* [DATA SHOWN]:
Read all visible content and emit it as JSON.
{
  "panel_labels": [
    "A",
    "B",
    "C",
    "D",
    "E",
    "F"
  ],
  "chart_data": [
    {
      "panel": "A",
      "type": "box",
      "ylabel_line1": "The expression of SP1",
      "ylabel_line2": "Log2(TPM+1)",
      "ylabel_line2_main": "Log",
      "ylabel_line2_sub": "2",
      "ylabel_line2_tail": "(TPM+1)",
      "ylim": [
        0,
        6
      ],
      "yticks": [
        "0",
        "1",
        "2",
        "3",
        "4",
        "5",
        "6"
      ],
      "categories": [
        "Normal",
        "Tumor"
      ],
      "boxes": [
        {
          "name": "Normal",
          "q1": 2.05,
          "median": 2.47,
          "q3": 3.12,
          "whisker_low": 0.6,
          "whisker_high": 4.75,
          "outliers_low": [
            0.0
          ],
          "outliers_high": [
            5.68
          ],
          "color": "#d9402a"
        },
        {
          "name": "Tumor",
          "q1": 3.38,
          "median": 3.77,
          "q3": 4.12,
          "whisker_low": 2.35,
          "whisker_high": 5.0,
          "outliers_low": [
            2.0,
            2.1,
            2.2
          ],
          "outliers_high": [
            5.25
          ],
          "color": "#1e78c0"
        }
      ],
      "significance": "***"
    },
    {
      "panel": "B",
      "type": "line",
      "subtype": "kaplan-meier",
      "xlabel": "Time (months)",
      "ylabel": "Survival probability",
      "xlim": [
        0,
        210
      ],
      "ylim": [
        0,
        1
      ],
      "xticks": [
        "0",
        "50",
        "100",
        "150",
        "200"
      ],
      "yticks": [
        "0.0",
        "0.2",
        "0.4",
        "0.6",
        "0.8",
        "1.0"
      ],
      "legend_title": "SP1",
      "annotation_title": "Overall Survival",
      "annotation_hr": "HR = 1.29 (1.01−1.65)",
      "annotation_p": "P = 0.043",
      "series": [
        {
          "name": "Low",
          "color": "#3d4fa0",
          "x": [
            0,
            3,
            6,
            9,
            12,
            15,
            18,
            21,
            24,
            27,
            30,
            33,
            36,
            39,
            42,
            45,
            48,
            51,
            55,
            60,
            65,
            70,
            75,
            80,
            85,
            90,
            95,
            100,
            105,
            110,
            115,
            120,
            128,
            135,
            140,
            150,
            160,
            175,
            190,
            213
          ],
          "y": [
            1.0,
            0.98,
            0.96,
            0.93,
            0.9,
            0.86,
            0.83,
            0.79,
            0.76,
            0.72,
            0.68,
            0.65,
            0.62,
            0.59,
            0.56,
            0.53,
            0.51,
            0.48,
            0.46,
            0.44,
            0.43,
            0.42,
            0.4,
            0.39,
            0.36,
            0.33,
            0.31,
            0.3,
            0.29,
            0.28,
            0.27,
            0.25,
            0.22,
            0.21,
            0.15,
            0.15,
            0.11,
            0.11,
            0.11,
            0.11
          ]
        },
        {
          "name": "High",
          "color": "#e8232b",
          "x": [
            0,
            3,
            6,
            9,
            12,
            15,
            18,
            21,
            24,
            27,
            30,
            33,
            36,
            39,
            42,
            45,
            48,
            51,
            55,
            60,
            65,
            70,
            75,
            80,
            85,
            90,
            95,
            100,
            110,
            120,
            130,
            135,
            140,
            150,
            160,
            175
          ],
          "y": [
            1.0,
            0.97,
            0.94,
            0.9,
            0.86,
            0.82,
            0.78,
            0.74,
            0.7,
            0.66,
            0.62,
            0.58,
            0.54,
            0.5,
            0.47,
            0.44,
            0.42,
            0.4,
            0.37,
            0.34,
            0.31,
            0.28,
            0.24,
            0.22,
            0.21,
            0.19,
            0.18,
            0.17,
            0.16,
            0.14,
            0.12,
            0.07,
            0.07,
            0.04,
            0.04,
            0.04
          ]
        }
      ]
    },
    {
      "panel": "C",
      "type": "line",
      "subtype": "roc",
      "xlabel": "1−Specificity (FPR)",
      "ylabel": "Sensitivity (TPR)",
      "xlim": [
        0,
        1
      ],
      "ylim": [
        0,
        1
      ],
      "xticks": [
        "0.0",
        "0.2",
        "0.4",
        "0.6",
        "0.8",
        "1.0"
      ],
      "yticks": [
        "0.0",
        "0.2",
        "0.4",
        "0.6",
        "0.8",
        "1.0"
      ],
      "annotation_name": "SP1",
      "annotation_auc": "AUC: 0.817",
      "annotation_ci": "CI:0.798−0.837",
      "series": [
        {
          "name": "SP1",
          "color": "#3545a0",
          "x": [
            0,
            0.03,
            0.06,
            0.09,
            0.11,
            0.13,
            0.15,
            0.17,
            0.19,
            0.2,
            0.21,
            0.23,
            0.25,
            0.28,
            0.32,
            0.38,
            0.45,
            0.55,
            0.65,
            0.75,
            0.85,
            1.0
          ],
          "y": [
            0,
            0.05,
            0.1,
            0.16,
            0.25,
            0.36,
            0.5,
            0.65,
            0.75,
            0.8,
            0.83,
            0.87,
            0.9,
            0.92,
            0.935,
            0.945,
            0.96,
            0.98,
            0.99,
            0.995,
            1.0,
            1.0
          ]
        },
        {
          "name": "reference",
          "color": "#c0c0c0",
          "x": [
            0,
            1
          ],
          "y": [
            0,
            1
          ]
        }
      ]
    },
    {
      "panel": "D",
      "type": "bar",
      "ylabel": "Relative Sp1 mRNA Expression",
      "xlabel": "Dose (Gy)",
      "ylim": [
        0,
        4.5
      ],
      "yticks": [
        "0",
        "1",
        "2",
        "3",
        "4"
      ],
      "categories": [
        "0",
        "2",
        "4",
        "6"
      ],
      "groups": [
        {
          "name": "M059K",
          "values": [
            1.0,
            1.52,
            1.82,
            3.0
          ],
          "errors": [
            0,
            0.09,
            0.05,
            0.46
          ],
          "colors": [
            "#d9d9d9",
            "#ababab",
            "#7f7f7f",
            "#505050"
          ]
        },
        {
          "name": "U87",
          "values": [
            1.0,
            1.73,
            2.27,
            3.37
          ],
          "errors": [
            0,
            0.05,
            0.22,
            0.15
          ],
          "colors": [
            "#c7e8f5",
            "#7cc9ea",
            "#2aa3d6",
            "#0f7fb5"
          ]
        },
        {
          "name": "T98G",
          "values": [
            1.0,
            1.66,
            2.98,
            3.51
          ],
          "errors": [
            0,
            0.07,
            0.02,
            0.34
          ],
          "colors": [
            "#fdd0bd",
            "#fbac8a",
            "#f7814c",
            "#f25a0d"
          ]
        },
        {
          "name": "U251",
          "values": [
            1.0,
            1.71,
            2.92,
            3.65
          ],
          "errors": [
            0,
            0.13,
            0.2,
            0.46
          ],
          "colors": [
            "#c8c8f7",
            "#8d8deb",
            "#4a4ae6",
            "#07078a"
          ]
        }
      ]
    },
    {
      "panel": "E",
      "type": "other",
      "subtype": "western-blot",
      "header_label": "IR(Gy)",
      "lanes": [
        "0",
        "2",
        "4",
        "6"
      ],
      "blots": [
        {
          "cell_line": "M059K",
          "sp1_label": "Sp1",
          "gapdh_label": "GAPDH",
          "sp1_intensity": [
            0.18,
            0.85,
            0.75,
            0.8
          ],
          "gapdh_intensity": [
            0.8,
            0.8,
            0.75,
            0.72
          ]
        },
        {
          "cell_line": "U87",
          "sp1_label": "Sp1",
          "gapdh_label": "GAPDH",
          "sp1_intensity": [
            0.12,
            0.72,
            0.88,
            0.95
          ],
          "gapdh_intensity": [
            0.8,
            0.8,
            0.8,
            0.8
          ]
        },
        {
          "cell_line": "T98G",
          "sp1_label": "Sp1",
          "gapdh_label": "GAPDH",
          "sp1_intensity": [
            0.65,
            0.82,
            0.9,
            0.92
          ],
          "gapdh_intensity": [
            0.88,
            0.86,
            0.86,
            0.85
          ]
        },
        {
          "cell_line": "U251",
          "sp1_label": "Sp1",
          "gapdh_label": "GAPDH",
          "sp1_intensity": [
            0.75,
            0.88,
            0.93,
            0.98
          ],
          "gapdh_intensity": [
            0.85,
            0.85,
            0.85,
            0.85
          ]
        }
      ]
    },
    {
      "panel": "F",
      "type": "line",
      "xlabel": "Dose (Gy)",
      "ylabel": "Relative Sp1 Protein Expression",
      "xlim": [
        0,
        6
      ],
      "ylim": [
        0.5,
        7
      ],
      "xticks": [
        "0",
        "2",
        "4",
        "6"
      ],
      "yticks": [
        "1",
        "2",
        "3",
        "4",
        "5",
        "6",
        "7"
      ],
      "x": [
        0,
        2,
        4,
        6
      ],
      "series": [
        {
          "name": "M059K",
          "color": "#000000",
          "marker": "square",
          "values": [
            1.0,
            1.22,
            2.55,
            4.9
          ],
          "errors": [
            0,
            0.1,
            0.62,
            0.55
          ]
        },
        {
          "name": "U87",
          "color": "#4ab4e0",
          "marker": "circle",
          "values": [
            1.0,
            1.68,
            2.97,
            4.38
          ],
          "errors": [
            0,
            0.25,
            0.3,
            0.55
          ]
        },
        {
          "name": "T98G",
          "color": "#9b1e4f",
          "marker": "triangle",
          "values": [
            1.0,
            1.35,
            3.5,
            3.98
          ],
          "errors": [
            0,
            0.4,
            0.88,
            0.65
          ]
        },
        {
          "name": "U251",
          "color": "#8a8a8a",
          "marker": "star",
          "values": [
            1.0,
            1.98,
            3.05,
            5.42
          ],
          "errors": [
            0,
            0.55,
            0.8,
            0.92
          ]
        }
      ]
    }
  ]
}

* [EXERCISE DETAILS]: Your answer must be the count of lines in the data that contain "marker", with no added words.

* [EXERCISE SOLUTION]: 4